What is required: Look through the records below, and copy out every line that holds the string "RoadLinkNode".

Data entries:
— BEGIN —

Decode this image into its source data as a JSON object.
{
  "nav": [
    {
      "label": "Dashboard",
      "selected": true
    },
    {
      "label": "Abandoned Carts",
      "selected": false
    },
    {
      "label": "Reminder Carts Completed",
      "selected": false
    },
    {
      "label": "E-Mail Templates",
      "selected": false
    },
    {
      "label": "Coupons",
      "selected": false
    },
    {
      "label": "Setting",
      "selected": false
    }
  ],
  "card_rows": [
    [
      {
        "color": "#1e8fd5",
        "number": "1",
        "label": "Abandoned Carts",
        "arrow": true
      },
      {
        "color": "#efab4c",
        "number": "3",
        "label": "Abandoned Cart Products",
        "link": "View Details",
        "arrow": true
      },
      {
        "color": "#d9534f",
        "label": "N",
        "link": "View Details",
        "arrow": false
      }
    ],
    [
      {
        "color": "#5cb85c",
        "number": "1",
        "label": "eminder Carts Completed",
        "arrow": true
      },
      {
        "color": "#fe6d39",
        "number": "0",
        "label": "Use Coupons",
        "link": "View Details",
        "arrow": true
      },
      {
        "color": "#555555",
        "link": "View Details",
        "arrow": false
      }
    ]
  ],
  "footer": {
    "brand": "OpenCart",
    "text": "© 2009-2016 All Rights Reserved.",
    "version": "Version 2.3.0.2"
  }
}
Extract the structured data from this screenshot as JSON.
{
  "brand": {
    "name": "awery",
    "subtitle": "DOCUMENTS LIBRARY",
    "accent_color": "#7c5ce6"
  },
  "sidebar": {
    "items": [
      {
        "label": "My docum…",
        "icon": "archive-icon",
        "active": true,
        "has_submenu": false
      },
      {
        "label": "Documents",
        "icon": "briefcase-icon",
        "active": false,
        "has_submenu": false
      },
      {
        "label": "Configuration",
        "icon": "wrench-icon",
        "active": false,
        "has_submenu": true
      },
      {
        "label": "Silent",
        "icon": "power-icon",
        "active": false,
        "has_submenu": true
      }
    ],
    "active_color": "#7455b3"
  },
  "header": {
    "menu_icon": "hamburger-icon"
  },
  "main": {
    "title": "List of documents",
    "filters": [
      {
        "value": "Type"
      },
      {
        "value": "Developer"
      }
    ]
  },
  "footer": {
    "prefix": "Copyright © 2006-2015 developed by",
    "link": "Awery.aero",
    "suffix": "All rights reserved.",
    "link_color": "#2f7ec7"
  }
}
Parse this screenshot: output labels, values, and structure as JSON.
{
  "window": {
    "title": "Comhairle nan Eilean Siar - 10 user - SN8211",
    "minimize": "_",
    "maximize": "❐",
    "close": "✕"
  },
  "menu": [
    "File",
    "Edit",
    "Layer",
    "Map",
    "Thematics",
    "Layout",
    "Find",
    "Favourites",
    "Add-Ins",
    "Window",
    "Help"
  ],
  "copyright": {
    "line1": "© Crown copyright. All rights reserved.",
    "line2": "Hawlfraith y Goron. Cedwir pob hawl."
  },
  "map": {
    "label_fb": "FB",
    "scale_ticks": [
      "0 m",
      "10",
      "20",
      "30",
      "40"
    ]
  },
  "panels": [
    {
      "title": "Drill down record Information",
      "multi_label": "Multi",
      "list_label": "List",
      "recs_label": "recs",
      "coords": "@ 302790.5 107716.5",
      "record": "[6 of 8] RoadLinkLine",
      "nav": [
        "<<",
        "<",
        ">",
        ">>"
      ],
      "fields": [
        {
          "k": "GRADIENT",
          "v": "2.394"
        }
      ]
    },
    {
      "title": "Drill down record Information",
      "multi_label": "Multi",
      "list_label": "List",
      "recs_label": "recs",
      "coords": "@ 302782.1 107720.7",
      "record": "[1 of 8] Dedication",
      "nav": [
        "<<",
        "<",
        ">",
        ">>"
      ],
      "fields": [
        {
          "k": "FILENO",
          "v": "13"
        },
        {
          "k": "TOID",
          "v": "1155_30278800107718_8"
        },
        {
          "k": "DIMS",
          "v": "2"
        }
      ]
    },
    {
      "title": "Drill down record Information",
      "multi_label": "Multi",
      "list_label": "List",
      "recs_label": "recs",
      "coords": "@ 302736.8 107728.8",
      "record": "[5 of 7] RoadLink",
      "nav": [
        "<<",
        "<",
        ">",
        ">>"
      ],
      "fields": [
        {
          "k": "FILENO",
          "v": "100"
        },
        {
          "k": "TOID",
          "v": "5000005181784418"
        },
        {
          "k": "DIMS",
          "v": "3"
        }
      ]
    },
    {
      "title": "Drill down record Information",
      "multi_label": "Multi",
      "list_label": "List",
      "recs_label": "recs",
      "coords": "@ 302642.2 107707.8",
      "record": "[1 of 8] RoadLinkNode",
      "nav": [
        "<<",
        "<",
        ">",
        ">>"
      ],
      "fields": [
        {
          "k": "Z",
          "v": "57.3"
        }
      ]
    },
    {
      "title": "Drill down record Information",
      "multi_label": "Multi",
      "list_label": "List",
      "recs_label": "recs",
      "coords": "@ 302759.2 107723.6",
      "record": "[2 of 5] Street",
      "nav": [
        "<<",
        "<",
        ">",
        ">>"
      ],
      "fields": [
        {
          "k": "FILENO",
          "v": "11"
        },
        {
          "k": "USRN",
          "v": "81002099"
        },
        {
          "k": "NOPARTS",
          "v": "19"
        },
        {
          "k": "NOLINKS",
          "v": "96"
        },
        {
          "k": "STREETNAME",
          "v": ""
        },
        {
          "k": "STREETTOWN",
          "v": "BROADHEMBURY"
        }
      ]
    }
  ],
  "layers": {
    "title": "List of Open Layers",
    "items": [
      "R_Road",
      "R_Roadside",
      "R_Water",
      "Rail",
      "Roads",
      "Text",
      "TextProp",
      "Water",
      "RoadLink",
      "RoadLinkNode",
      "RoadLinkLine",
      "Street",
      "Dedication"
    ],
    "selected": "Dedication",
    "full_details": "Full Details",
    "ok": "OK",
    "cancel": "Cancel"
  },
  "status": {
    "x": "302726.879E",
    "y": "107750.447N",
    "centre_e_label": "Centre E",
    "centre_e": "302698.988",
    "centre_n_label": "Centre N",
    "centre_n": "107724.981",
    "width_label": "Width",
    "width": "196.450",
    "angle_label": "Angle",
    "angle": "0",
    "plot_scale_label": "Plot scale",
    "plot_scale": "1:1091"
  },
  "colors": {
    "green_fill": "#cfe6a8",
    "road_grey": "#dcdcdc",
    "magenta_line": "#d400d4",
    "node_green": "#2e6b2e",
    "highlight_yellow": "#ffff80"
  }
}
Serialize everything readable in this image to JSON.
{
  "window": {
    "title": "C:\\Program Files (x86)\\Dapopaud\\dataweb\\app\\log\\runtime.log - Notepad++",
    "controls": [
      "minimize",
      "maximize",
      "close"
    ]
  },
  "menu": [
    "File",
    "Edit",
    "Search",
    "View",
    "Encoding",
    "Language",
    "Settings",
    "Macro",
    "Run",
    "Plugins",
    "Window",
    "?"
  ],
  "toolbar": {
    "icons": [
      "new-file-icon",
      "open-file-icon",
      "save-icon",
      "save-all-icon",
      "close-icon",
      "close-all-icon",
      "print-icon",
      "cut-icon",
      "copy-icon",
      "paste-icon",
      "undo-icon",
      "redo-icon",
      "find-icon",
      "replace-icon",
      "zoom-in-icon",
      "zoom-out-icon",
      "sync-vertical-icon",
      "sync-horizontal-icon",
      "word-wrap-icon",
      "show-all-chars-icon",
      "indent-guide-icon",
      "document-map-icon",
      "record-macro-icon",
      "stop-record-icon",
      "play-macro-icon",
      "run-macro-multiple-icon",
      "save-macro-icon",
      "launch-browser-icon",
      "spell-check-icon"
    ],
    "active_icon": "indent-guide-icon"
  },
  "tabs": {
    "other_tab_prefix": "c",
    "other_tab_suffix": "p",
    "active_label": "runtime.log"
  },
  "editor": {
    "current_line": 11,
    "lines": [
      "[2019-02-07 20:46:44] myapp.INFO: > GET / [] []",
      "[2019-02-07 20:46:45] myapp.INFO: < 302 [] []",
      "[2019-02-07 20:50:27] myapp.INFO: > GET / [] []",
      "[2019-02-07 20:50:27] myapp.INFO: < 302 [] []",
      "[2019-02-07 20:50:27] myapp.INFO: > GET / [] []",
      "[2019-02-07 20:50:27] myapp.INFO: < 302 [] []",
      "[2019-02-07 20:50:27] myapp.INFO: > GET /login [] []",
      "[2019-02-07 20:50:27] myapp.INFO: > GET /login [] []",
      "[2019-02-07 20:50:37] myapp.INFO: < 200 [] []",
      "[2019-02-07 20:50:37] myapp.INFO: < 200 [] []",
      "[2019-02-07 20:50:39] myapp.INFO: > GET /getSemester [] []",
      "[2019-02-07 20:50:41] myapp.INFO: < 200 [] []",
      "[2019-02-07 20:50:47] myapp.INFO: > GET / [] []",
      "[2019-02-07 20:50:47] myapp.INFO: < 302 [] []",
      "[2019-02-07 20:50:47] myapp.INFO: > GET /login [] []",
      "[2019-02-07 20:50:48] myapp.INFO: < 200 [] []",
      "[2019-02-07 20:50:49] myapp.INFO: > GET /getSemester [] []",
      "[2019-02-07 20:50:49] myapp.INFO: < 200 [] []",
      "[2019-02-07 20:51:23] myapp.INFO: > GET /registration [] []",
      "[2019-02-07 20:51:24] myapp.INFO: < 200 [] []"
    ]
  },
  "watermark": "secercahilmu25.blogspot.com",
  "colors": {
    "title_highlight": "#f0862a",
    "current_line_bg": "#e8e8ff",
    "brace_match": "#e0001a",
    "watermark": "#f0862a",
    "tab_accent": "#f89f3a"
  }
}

— END —

Solution for this task:
      "record": "[1 of 8] RoadLinkNode",
      "RoadLinkNode",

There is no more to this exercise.